--- Dataset items ---
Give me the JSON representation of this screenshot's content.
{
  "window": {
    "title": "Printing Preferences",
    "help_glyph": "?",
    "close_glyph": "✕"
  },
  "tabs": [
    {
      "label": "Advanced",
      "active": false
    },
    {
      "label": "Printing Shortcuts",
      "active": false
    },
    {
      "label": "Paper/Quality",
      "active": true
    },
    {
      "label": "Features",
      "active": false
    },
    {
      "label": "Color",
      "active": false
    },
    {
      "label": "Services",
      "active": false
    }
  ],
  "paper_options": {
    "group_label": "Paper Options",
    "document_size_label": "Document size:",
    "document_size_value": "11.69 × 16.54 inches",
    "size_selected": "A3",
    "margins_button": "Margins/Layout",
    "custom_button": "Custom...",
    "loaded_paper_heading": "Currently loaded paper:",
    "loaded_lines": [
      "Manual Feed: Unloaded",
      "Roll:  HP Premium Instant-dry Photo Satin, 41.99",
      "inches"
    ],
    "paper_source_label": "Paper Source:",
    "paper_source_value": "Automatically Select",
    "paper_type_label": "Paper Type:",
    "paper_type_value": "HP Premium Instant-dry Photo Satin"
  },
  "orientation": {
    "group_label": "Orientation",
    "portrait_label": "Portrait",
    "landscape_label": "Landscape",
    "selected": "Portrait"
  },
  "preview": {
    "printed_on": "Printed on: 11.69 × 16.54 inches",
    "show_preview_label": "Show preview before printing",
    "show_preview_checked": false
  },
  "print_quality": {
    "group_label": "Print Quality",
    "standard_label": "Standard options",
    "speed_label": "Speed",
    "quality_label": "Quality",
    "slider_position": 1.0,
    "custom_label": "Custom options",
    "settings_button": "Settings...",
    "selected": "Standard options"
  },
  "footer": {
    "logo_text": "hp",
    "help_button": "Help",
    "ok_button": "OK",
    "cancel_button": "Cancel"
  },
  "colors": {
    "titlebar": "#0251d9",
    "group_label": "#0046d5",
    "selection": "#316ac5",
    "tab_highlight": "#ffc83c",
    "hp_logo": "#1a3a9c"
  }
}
--
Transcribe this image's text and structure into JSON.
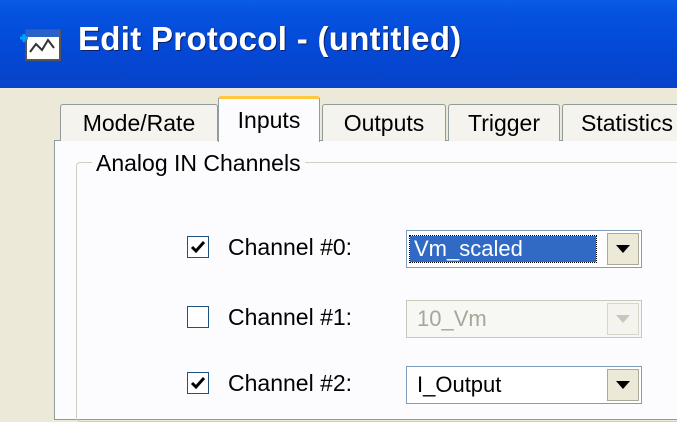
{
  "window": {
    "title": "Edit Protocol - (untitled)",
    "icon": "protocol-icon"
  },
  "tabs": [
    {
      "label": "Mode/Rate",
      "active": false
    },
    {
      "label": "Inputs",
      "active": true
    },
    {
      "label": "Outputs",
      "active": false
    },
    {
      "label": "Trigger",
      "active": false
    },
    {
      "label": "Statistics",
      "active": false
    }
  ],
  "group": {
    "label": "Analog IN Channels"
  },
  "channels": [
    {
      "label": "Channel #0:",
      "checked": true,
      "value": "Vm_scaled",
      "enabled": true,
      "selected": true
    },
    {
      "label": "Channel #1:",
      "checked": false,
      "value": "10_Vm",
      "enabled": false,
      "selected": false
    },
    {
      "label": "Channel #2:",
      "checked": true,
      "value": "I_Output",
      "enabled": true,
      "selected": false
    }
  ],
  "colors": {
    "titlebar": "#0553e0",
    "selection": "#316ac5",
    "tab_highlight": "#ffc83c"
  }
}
* * *
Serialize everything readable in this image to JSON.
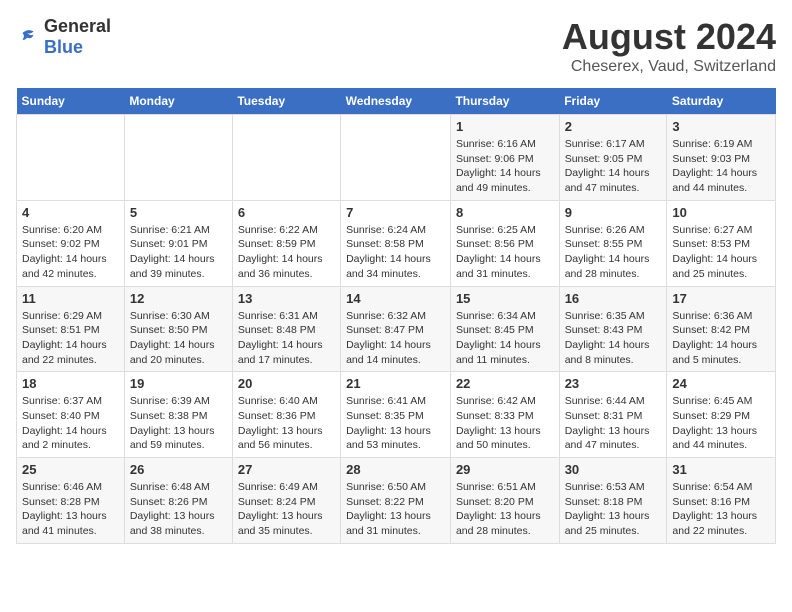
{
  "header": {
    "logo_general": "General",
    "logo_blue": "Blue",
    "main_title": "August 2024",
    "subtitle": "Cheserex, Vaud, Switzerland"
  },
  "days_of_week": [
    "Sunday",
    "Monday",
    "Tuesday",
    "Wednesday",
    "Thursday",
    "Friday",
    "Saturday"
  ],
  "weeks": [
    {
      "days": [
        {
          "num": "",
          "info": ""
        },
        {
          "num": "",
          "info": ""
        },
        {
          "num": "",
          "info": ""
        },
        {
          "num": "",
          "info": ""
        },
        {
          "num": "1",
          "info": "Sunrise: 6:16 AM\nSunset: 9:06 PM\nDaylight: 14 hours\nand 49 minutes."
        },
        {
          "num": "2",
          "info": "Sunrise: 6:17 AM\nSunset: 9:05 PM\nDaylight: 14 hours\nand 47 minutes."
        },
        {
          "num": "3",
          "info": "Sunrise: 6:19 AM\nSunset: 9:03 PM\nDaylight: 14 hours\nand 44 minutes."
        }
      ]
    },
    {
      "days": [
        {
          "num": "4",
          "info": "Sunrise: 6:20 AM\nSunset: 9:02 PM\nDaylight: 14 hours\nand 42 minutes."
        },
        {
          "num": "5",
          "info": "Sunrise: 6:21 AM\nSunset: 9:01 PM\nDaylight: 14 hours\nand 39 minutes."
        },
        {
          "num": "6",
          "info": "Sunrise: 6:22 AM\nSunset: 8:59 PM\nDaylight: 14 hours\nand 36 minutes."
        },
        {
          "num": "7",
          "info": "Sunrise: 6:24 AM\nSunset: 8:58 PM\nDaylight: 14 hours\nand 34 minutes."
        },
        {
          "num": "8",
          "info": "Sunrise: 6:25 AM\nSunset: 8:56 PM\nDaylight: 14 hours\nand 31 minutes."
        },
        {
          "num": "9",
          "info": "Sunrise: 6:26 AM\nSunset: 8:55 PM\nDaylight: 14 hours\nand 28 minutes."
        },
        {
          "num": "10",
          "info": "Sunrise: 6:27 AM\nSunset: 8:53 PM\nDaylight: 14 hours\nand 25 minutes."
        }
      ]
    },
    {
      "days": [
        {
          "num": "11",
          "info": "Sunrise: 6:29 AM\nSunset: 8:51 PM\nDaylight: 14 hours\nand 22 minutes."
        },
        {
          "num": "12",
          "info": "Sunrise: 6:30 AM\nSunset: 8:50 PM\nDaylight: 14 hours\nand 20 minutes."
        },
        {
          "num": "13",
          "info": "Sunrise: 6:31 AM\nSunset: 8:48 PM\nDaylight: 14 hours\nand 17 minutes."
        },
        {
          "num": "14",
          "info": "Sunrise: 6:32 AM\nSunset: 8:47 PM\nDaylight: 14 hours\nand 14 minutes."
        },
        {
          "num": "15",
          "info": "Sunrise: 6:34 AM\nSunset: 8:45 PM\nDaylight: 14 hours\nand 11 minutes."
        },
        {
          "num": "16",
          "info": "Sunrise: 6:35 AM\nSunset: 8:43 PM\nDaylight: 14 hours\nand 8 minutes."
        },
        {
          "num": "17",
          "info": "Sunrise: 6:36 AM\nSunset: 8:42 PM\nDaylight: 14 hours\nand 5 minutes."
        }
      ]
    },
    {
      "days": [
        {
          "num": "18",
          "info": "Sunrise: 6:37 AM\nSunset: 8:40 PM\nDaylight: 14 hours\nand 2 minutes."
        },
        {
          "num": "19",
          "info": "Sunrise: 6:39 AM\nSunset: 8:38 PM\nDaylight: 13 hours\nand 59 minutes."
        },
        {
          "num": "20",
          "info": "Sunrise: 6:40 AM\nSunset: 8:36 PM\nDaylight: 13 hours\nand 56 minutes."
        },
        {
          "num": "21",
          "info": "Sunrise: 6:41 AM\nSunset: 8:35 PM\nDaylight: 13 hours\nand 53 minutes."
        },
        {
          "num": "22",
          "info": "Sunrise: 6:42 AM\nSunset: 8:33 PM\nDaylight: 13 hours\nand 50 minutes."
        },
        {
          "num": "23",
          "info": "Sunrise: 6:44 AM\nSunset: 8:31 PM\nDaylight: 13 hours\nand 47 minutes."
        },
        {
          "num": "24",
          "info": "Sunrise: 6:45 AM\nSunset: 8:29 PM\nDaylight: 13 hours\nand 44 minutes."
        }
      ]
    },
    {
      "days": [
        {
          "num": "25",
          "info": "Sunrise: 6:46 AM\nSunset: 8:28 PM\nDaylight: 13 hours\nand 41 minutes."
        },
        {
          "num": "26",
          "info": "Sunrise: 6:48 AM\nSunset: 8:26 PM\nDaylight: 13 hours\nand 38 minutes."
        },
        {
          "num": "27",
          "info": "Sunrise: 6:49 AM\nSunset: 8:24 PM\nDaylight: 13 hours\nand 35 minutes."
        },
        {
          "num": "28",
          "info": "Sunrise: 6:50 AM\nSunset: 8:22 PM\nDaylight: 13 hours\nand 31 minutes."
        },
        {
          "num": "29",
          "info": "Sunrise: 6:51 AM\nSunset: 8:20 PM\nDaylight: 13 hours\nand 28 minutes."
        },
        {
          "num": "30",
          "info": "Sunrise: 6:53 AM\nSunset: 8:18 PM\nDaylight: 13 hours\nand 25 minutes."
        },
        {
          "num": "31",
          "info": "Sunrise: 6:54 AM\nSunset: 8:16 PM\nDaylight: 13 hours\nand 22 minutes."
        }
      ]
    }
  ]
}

--- Work to be completed ---
Pick every line with "Custom" in it and copy it.

--- Completed task ---
    "custom_button": "Custom...",
    "custom_label": "Custom options",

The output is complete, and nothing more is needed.